====== Working data ======

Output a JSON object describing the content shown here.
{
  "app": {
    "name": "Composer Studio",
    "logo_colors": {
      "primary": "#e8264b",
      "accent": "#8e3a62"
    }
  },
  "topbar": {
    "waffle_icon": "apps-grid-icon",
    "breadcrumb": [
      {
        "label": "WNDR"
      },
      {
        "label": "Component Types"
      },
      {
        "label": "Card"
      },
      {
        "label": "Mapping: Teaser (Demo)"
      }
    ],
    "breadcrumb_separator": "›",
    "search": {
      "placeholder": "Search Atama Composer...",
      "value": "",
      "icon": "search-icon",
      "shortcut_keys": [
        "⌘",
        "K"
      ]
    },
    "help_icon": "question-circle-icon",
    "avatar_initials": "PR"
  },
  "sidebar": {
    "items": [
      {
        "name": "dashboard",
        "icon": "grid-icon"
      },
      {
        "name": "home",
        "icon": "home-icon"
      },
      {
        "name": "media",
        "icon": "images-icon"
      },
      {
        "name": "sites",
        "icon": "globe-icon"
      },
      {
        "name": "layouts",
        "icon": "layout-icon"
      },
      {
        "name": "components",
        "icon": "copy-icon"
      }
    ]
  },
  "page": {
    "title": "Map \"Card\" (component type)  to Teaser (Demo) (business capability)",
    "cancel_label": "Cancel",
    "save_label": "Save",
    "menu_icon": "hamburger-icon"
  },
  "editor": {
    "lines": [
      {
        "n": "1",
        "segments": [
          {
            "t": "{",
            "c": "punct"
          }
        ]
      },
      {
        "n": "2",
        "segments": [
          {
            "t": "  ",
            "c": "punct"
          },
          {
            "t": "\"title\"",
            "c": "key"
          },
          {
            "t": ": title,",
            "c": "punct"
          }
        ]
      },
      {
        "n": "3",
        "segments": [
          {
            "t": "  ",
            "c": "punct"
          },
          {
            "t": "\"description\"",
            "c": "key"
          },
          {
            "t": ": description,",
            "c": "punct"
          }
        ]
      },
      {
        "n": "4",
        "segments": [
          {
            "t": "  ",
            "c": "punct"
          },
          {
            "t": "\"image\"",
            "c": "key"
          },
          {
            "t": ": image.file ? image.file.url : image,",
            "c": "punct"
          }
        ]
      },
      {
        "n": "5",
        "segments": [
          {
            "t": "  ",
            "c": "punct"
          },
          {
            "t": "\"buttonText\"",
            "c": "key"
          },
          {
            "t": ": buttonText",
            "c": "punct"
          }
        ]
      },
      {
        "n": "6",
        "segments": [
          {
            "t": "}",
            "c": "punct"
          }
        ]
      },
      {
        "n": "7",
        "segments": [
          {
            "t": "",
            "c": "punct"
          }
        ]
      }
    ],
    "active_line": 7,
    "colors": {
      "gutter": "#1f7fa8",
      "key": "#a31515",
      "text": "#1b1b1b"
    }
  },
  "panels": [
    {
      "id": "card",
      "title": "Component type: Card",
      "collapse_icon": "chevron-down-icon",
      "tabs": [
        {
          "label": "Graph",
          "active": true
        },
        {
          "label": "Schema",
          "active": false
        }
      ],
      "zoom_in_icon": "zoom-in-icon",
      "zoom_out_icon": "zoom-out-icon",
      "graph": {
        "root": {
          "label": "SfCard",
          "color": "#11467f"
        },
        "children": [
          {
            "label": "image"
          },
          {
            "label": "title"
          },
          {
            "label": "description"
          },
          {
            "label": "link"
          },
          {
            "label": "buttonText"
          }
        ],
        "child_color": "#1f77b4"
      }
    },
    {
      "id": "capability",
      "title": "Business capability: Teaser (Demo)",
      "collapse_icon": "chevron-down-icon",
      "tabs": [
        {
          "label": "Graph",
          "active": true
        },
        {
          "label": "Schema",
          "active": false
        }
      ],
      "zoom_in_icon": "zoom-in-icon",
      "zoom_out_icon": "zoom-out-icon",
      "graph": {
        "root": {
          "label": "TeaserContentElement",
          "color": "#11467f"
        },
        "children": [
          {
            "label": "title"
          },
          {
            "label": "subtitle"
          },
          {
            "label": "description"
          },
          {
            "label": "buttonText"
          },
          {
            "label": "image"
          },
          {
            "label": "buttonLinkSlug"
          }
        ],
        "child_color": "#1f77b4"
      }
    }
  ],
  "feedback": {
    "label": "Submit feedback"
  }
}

======

The problem
Give the number of lines in the data that contain "buttonText", with no other words.

Task result
4